*GOAL OF THE EXERCISE*: Please rewrite the stretch of the passage on supercritical water from "As heat is applied" through "phases reduces sharply.", putting "vapor bubbles" in place of "internal bubbles".

*EXTRACT*:

As heat is applied to water above the critical pressure, the temperature rises, water molecules are gradually agitated, inter-molecular space increases uniformly, and fluid becomes less dense. Thus, at the critical point the liquid and gas phases of any fluid become a single supercritical phase. The transition from the dense-phase water with a compact molecular arrangement to a wide-spaced random arrangement of vapor is uniform. No internal bubbles are formed. Specific enthalpy changes uniformly and all other physical properties change continuously from liquid to vapor state with a gradual rise in temperature. Near to the critical point, small changes in pressure or temperature result in large changes in density. Thus, the density difference between the liquid and vapor phases reduces sharply.

[Element location lines]

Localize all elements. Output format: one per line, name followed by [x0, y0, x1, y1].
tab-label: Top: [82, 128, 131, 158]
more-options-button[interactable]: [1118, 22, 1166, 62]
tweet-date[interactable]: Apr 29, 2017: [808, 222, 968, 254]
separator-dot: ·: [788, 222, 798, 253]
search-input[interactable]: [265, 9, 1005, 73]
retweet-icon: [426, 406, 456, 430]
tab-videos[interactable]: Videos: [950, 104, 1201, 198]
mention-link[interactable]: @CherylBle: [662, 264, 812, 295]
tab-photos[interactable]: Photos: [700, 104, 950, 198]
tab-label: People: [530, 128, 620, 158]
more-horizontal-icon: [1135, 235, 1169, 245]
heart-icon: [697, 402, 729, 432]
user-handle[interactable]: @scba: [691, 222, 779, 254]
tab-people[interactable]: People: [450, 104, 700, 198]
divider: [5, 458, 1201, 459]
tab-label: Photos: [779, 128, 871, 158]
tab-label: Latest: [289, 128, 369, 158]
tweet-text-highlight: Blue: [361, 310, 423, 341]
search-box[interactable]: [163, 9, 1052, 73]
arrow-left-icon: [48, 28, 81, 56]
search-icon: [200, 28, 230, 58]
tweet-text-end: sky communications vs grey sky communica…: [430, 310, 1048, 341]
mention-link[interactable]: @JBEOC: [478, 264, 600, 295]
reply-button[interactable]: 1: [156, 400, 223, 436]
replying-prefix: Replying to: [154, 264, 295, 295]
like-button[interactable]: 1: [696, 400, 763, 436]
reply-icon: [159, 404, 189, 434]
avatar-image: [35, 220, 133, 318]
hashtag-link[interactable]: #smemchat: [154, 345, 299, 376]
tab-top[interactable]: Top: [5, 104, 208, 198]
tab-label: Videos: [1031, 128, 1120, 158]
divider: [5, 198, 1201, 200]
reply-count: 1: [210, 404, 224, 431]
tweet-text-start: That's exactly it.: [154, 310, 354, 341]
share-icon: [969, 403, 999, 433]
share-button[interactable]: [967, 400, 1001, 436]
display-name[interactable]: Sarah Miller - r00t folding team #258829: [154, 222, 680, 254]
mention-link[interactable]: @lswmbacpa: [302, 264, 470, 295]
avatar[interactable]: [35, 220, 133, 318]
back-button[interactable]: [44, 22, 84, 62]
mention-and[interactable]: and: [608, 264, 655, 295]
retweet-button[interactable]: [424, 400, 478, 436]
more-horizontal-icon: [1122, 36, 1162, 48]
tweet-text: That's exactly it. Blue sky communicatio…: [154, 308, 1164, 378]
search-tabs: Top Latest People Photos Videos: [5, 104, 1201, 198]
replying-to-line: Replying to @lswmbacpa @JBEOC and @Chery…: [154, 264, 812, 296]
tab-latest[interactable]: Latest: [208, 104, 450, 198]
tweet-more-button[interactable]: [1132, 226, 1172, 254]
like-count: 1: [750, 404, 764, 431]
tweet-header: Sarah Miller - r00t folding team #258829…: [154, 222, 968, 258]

*OUTPUT*:
As heat is applied to water above the critical pressure, the temperature rises, water molecules are gradually agitated, inter-molecular space increases uniformly, and fluid becomes less dense. Thus, at the critical point the liquid and gas phases of any fluid become a single supercritical phase. The transition from the dense-phase water with a compact molecular arrangement to a wide-spaced random arrangement of vapor is uniform. No vapor bubbles are formed. Specific enthalpy changes uniformly and all other physical properties change continuously from liquid to vapor state with a gradual rise in temperature. Near to the critical point, small changes in pressure or temperature result in large changes in density. Thus, the density difference between the liquid and vapor phases reduces sharply.